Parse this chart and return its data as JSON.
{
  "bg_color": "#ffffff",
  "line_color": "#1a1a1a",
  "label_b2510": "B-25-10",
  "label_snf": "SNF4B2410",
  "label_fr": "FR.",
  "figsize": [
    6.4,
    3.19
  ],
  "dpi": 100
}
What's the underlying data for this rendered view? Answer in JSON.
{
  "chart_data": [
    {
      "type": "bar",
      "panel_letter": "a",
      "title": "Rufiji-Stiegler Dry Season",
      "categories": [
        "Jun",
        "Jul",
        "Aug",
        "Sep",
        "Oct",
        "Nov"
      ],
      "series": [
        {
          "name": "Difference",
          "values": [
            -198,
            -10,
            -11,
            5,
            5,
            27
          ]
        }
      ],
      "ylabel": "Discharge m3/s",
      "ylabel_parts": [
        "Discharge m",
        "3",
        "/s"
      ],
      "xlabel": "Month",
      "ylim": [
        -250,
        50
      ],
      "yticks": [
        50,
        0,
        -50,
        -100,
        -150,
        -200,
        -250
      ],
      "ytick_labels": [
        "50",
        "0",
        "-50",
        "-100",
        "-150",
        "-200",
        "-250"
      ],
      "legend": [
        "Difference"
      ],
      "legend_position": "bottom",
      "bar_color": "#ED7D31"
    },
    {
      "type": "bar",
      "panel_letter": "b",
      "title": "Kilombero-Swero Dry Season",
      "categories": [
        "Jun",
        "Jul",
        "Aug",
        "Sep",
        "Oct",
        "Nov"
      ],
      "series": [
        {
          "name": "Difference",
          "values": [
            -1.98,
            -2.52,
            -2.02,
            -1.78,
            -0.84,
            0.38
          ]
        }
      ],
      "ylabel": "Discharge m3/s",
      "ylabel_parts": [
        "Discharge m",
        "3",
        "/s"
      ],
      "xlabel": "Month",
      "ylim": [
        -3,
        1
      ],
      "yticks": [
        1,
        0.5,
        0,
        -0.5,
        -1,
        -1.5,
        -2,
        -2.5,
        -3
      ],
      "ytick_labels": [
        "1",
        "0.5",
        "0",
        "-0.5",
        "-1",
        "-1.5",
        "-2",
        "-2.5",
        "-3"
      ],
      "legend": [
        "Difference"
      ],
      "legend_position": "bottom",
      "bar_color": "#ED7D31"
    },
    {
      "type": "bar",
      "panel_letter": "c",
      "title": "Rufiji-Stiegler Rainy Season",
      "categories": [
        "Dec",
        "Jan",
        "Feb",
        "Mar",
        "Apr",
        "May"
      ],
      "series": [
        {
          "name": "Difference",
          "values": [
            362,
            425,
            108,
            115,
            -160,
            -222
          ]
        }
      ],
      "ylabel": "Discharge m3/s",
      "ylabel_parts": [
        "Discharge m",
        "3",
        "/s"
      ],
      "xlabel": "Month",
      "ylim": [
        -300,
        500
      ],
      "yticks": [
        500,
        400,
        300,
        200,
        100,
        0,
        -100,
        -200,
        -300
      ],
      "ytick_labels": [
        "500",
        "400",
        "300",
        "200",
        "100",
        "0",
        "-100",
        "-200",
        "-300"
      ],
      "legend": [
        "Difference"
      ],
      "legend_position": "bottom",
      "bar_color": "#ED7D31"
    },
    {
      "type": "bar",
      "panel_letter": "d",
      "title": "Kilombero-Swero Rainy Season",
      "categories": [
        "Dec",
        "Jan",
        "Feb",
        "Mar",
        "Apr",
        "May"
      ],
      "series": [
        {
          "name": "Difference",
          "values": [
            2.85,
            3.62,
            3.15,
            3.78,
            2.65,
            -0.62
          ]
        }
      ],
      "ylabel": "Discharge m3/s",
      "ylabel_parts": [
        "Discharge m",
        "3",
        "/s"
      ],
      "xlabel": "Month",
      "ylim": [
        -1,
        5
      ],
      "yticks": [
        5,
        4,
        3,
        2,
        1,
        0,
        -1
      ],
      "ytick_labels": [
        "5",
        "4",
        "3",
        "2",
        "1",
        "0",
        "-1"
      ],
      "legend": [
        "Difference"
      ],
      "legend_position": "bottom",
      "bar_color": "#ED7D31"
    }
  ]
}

------------------------

■ Task ■
Which lines hold the word "title"? Show each one.

■ Final result ■
      "title": "Rufiji-Stiegler Dry Season",
      "title": "Kilombero-Swero Dry Season",
      "title": "Rufiji-Stiegler Rainy Season",
      "title": "Kilombero-Swero Rainy Season",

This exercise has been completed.